Dataset records:
-*-*-

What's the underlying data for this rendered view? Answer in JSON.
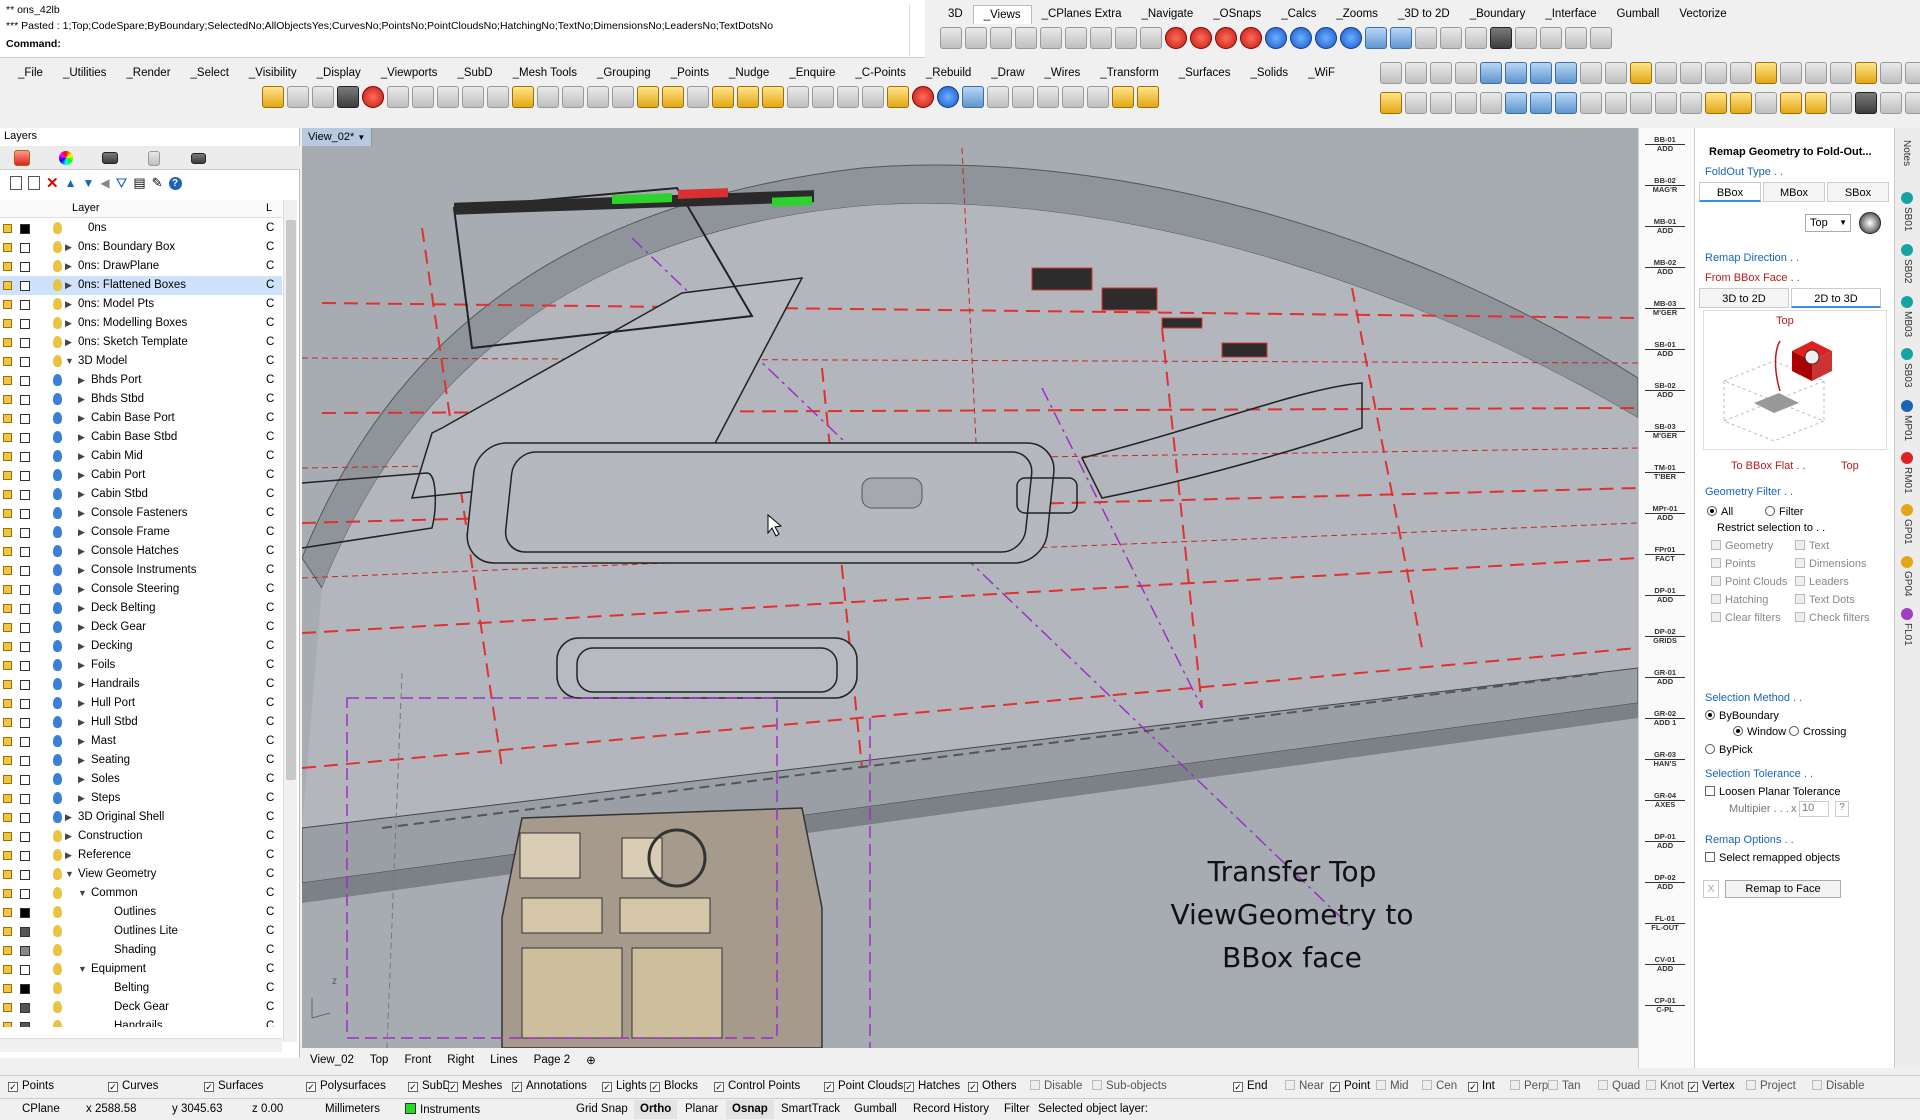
{
  "command": {
    "history_1": "** ons_42lb",
    "history_2": "*** Pasted : 1;Top;CodeSpare;ByBoundary;SelectedNo;AllObjectsYes;CurvesNo;PointsNo;PointCloudsNo;HatchingNo;TextNo;DimensionsNo;LeadersNo;TextDotsNo",
    "prompt": "Command:"
  },
  "top_tabs": [
    "3D",
    "_Views",
    "_CPlanes Extra",
    "_Navigate",
    "_OSnaps",
    "_Calcs",
    "_Zooms",
    "_3D to 2D",
    "_Boundary",
    "_Interface",
    "Gumball",
    "Vectorize"
  ],
  "main_tabs": [
    "_File",
    "_Utilities",
    "_Render",
    "_Select",
    "_Visibility",
    "_Display",
    "_Viewports",
    "_SubD",
    "_Mesh Tools",
    "_Grouping",
    "_Points",
    "_Nudge",
    "_Enquire",
    "_C-Points",
    "_Rebuild",
    "_Draw",
    "_Wires",
    "_Transform",
    "_Surfaces",
    "_Solids",
    "_WiF"
  ],
  "layers": {
    "title": "Layers",
    "col_layer": "Layer",
    "col_l": "L",
    "items": [
      {
        "name": "0ns",
        "indent": 0,
        "tw": "",
        "color": "#000000",
        "bulb": "#e8c440",
        "sel": false
      },
      {
        "name": "0ns: Boundary Box",
        "indent": 0,
        "tw": ">",
        "color": "#ffffff",
        "bulb": "#e8c440",
        "sel": false
      },
      {
        "name": "0ns: DrawPlane",
        "indent": 0,
        "tw": ">",
        "color": "#ffffff",
        "bulb": "#e8c440",
        "sel": false
      },
      {
        "name": "0ns: Flattened Boxes",
        "indent": 0,
        "tw": ">",
        "color": "#ffffff",
        "bulb": "#e8c440",
        "sel": true
      },
      {
        "name": "0ns: Model Pts",
        "indent": 0,
        "tw": ">",
        "color": "#ffffff",
        "bulb": "#e8c440",
        "sel": false
      },
      {
        "name": "0ns: Modelling Boxes",
        "indent": 0,
        "tw": ">",
        "color": "#ffffff",
        "bulb": "#e8c440",
        "sel": false
      },
      {
        "name": "0ns: Sketch Template",
        "indent": 0,
        "tw": ">",
        "color": "#ffffff",
        "bulb": "#e8c440",
        "sel": false
      },
      {
        "name": "3D Model",
        "indent": 0,
        "tw": "v",
        "color": "#ffffff",
        "bulb": "#e8c440",
        "sel": false
      },
      {
        "name": "Bhds Port",
        "indent": 1,
        "tw": ">",
        "color": "#ffffff",
        "bulb": "#3b7fd8",
        "sel": false
      },
      {
        "name": "Bhds Stbd",
        "indent": 1,
        "tw": ">",
        "color": "#ffffff",
        "bulb": "#3b7fd8",
        "sel": false
      },
      {
        "name": "Cabin Base Port",
        "indent": 1,
        "tw": ">",
        "color": "#ffffff",
        "bulb": "#3b7fd8",
        "sel": false
      },
      {
        "name": "Cabin Base Stbd",
        "indent": 1,
        "tw": ">",
        "color": "#ffffff",
        "bulb": "#3b7fd8",
        "sel": false
      },
      {
        "name": "Cabin Mid",
        "indent": 1,
        "tw": ">",
        "color": "#ffffff",
        "bulb": "#3b7fd8",
        "sel": false
      },
      {
        "name": "Cabin Port",
        "indent": 1,
        "tw": ">",
        "color": "#ffffff",
        "bulb": "#3b7fd8",
        "sel": false
      },
      {
        "name": "Cabin Stbd",
        "indent": 1,
        "tw": ">",
        "color": "#ffffff",
        "bulb": "#3b7fd8",
        "sel": false
      },
      {
        "name": "Console Fasteners",
        "indent": 1,
        "tw": ">",
        "color": "#ffffff",
        "bulb": "#3b7fd8",
        "sel": false
      },
      {
        "name": "Console Frame",
        "indent": 1,
        "tw": ">",
        "color": "#ffffff",
        "bulb": "#3b7fd8",
        "sel": false
      },
      {
        "name": "Console Hatches",
        "indent": 1,
        "tw": ">",
        "color": "#ffffff",
        "bulb": "#3b7fd8",
        "sel": false
      },
      {
        "name": "Console Instruments",
        "indent": 1,
        "tw": ">",
        "color": "#ffffff",
        "bulb": "#3b7fd8",
        "sel": false
      },
      {
        "name": "Console Steering",
        "indent": 1,
        "tw": ">",
        "color": "#ffffff",
        "bulb": "#3b7fd8",
        "sel": false
      },
      {
        "name": "Deck Belting",
        "indent": 1,
        "tw": ">",
        "color": "#ffffff",
        "bulb": "#3b7fd8",
        "sel": false
      },
      {
        "name": "Deck Gear",
        "indent": 1,
        "tw": ">",
        "color": "#ffffff",
        "bulb": "#3b7fd8",
        "sel": false
      },
      {
        "name": "Decking",
        "indent": 1,
        "tw": ">",
        "color": "#ffffff",
        "bulb": "#3b7fd8",
        "sel": false
      },
      {
        "name": "Foils",
        "indent": 1,
        "tw": ">",
        "color": "#ffffff",
        "bulb": "#3b7fd8",
        "sel": false
      },
      {
        "name": "Handrails",
        "indent": 1,
        "tw": ">",
        "color": "#ffffff",
        "bulb": "#3b7fd8",
        "sel": false
      },
      {
        "name": "Hull Port",
        "indent": 1,
        "tw": ">",
        "color": "#ffffff",
        "bulb": "#3b7fd8",
        "sel": false
      },
      {
        "name": "Hull Stbd",
        "indent": 1,
        "tw": ">",
        "color": "#ffffff",
        "bulb": "#3b7fd8",
        "sel": false
      },
      {
        "name": "Mast",
        "indent": 1,
        "tw": ">",
        "color": "#ffffff",
        "bulb": "#3b7fd8",
        "sel": false
      },
      {
        "name": "Seating",
        "indent": 1,
        "tw": ">",
        "color": "#ffffff",
        "bulb": "#3b7fd8",
        "sel": false
      },
      {
        "name": "Soles",
        "indent": 1,
        "tw": ">",
        "color": "#ffffff",
        "bulb": "#3b7fd8",
        "sel": false
      },
      {
        "name": "Steps",
        "indent": 1,
        "tw": ">",
        "color": "#ffffff",
        "bulb": "#3b7fd8",
        "sel": false
      },
      {
        "name": "3D Original Shell",
        "indent": 0,
        "tw": ">",
        "color": "#ffffff",
        "bulb": "#3b7fd8",
        "sel": false
      },
      {
        "name": "Construction",
        "indent": 0,
        "tw": ">",
        "color": "#ffffff",
        "bulb": "#e8c440",
        "sel": false
      },
      {
        "name": "Reference",
        "indent": 0,
        "tw": ">",
        "color": "#ffffff",
        "bulb": "#e8c440",
        "sel": false
      },
      {
        "name": "View Geometry",
        "indent": 0,
        "tw": "v",
        "color": "#ffffff",
        "bulb": "#e8c440",
        "sel": false
      },
      {
        "name": "Common",
        "indent": 1,
        "tw": "v",
        "color": "#ffffff",
        "bulb": "#e8c440",
        "sel": false
      },
      {
        "name": "Outlines",
        "indent": 2,
        "tw": "",
        "color": "#000000",
        "bulb": "#e8c440",
        "sel": false
      },
      {
        "name": "Outlines Lite",
        "indent": 2,
        "tw": "",
        "color": "#555555",
        "bulb": "#e8c440",
        "sel": false
      },
      {
        "name": "Shading",
        "indent": 2,
        "tw": "",
        "color": "#888888",
        "bulb": "#e8c440",
        "sel": false
      },
      {
        "name": "Equipment",
        "indent": 1,
        "tw": "v",
        "color": "#ffffff",
        "bulb": "#e8c440",
        "sel": false
      },
      {
        "name": "Belting",
        "indent": 2,
        "tw": "",
        "color": "#000000",
        "bulb": "#e8c440",
        "sel": false
      },
      {
        "name": "Deck Gear",
        "indent": 2,
        "tw": "",
        "color": "#555555",
        "bulb": "#e8c440",
        "sel": false
      },
      {
        "name": "Handrails",
        "indent": 2,
        "tw": "",
        "color": "#555555",
        "bulb": "#e8c440",
        "sel": false
      }
    ],
    "c_char": "C"
  },
  "viewport": {
    "tab_label": "View_02*",
    "annotation_1": "Transfer Top",
    "annotation_2": "ViewGeometry to",
    "annotation_3": "BBox face",
    "bottom_tabs": [
      "View_02",
      "Top",
      "Front",
      "Right",
      "Lines",
      "Page 2"
    ]
  },
  "right_strip": [
    {
      "l1": "BB-01",
      "l2": "ADD"
    },
    {
      "l1": "BB-02",
      "l2": "MAG'R"
    },
    {
      "l1": "MB-01",
      "l2": "ADD"
    },
    {
      "l1": "MB-02",
      "l2": "ADD"
    },
    {
      "l1": "MB-03",
      "l2": "M'GER"
    },
    {
      "l1": "SB-01",
      "l2": "ADD"
    },
    {
      "l1": "SB-02",
      "l2": "ADD"
    },
    {
      "l1": "SB-03",
      "l2": "M'GER"
    },
    {
      "l1": "TM-01",
      "l2": "T'BER"
    },
    {
      "l1": "MPr-01",
      "l2": "ADD"
    },
    {
      "l1": "FPr01",
      "l2": "FACT"
    },
    {
      "l1": "DP-01",
      "l2": "ADD"
    },
    {
      "l1": "DP-02",
      "l2": "GRIDS"
    },
    {
      "l1": "GR-01",
      "l2": "ADD"
    },
    {
      "l1": "GR-02",
      "l2": "ADD 1"
    },
    {
      "l1": "GR-03",
      "l2": "HAN'S"
    },
    {
      "l1": "GR-04",
      "l2": "AXES"
    },
    {
      "l1": "DP-01",
      "l2": "ADD"
    },
    {
      "l1": "DP-02",
      "l2": "ADD"
    },
    {
      "l1": "FL-01",
      "l2": "FL-OUT"
    },
    {
      "l1": "CV-01",
      "l2": "ADD"
    },
    {
      "l1": "CP-01",
      "l2": "C-PL"
    }
  ],
  "remap": {
    "title": "Remap Geometry to Fold-Out...",
    "foldout_type": "FoldOut Type . .",
    "tabs": [
      "BBox",
      "MBox",
      "SBox"
    ],
    "view_select": "Top",
    "direction_label": "Remap Direction . .",
    "from_face": "From BBox Face . .",
    "dir_tabs": [
      "3D to 2D",
      "2D to 3D"
    ],
    "top_label": "Top",
    "to_flat": "To BBox Flat . .",
    "to_flat_value": "Top",
    "geom_filter": "Geometry Filter . .",
    "all": "All",
    "filter": "Filter",
    "restrict": "Restrict selection to . .",
    "filters": [
      "Geometry",
      "Text",
      "Points",
      "Dimensions",
      "Point Clouds",
      "Leaders",
      "Hatching",
      "Text Dots",
      "Clear filters",
      "Check filters"
    ],
    "sel_method": "Selection Method . .",
    "byboundary": "ByBoundary",
    "window": "Window",
    "crossing": "Crossing",
    "bypick": "ByPick",
    "sel_tol": "Selection Tolerance . .",
    "loosen": "Loosen Planar Tolerance",
    "multiplier": "Multipier . . .",
    "mult_x": "x",
    "mult_val": "10",
    "q": "?",
    "remap_opts": "Remap Options . .",
    "select_remapped": "Select remapped objects",
    "x_btn": "X",
    "remap_btn": "Remap to Face"
  },
  "vert_tabs": [
    {
      "label": "Notes",
      "color": ""
    },
    {
      "label": "SB01",
      "color": "#16a3a3"
    },
    {
      "label": "SB02",
      "color": "#16a3a3"
    },
    {
      "label": "MB03",
      "color": "#16a3a3"
    },
    {
      "label": "SB03",
      "color": "#16a3a3"
    },
    {
      "label": "MP01",
      "color": "#1a64b8"
    },
    {
      "label": "RM01",
      "color": "#d22"
    },
    {
      "label": "GP01",
      "color": "#e3a616"
    },
    {
      "label": "GP04",
      "color": "#e3a616"
    },
    {
      "label": "FL01",
      "color": "#a040c0"
    }
  ],
  "filters_bar": {
    "items": [
      {
        "label": "Points",
        "on": true
      },
      {
        "label": "Curves",
        "on": true
      },
      {
        "label": "Surfaces",
        "on": true
      },
      {
        "label": "Polysurfaces",
        "on": true
      },
      {
        "label": "SubDs",
        "on": true
      },
      {
        "label": "Meshes",
        "on": true
      },
      {
        "label": "Annotations",
        "on": true
      },
      {
        "label": "Lights",
        "on": true
      },
      {
        "label": "Blocks",
        "on": true
      },
      {
        "label": "Control Points",
        "on": true
      },
      {
        "label": "Point Clouds",
        "on": true
      },
      {
        "label": "Hatches",
        "on": true
      },
      {
        "label": "Others",
        "on": true
      },
      {
        "label": "Disable",
        "on": false
      },
      {
        "label": "Sub-objects",
        "on": false
      }
    ],
    "snaps": [
      {
        "label": "End",
        "on": true
      },
      {
        "label": "Near",
        "on": false
      },
      {
        "label": "Point",
        "on": true
      },
      {
        "label": "Mid",
        "on": false
      },
      {
        "label": "Cen",
        "on": false
      },
      {
        "label": "Int",
        "on": true
      },
      {
        "label": "Perp",
        "on": false
      },
      {
        "label": "Tan",
        "on": false
      },
      {
        "label": "Quad",
        "on": false
      },
      {
        "label": "Knot",
        "on": false
      },
      {
        "label": "Vertex",
        "on": true
      },
      {
        "label": "Project",
        "on": false
      },
      {
        "label": "Disable",
        "on": false
      }
    ]
  },
  "status": {
    "cplane": "CPlane",
    "x": "x 2588.58",
    "y": "y 3045.63",
    "z": "z 0.00",
    "units": "Millimeters",
    "layer": "Instruments",
    "layer_color": "#22dd22",
    "grid_snap": "Grid Snap",
    "ortho": "Ortho",
    "planar": "Planar",
    "osnap": "Osnap",
    "smarttrack": "SmartTrack",
    "gumball": "Gumball",
    "record_history": "Record History",
    "filter": "Filter",
    "selected": "Selected object layer:"
  }
}
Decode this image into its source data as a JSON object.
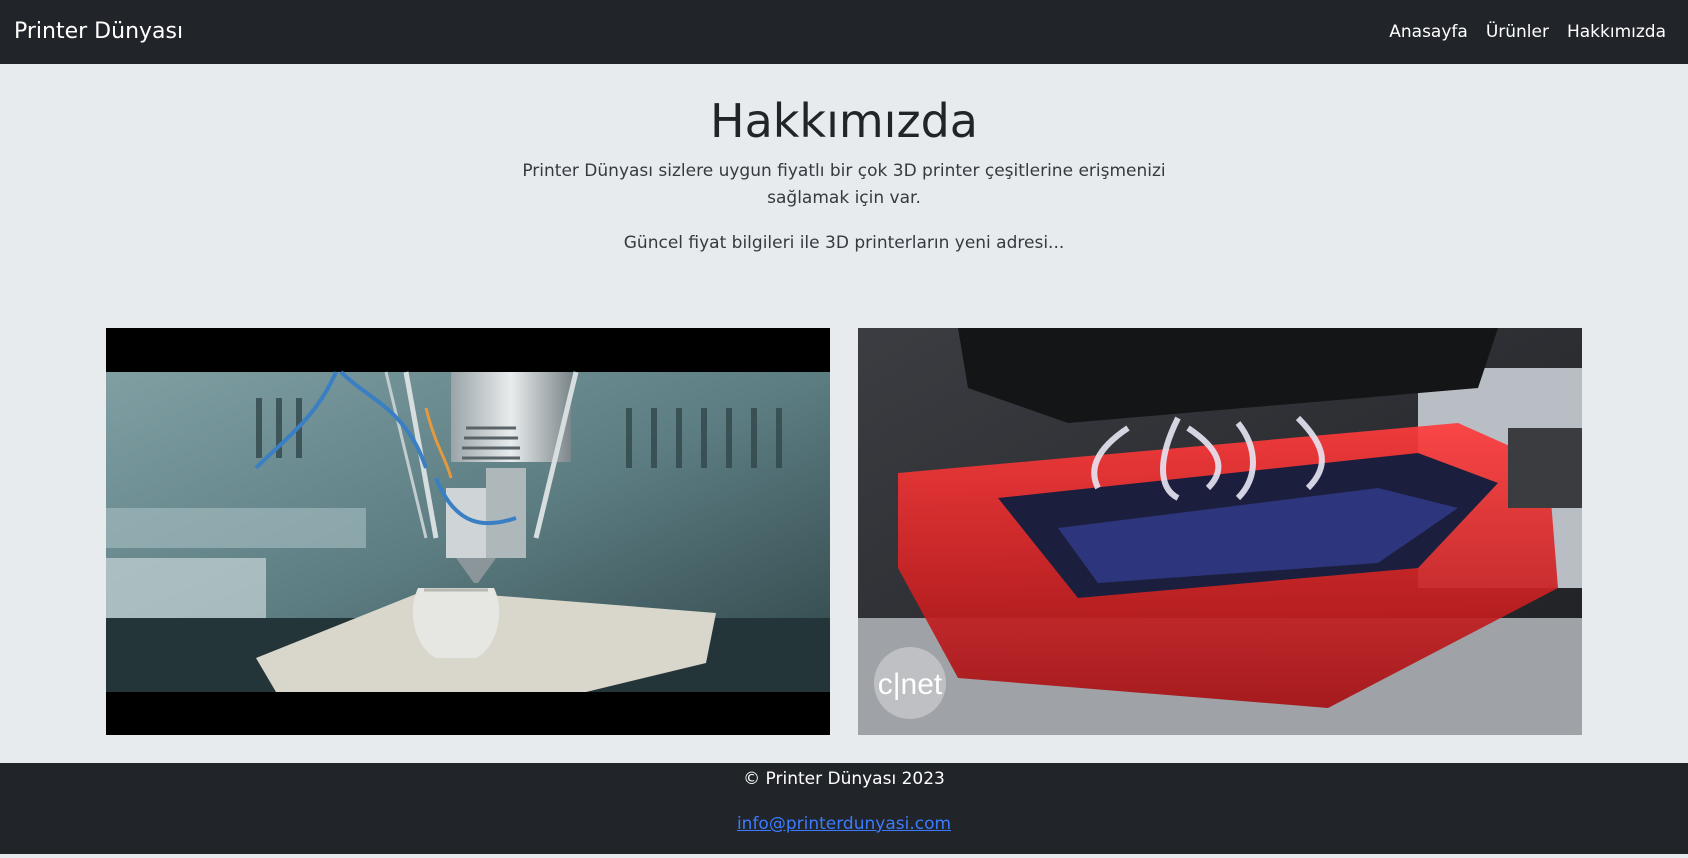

-*-*-

=== Aim ===
Above are the entries; count how many of their lines contain the word "BBox" and give only that number.

=== Problem solution ===
4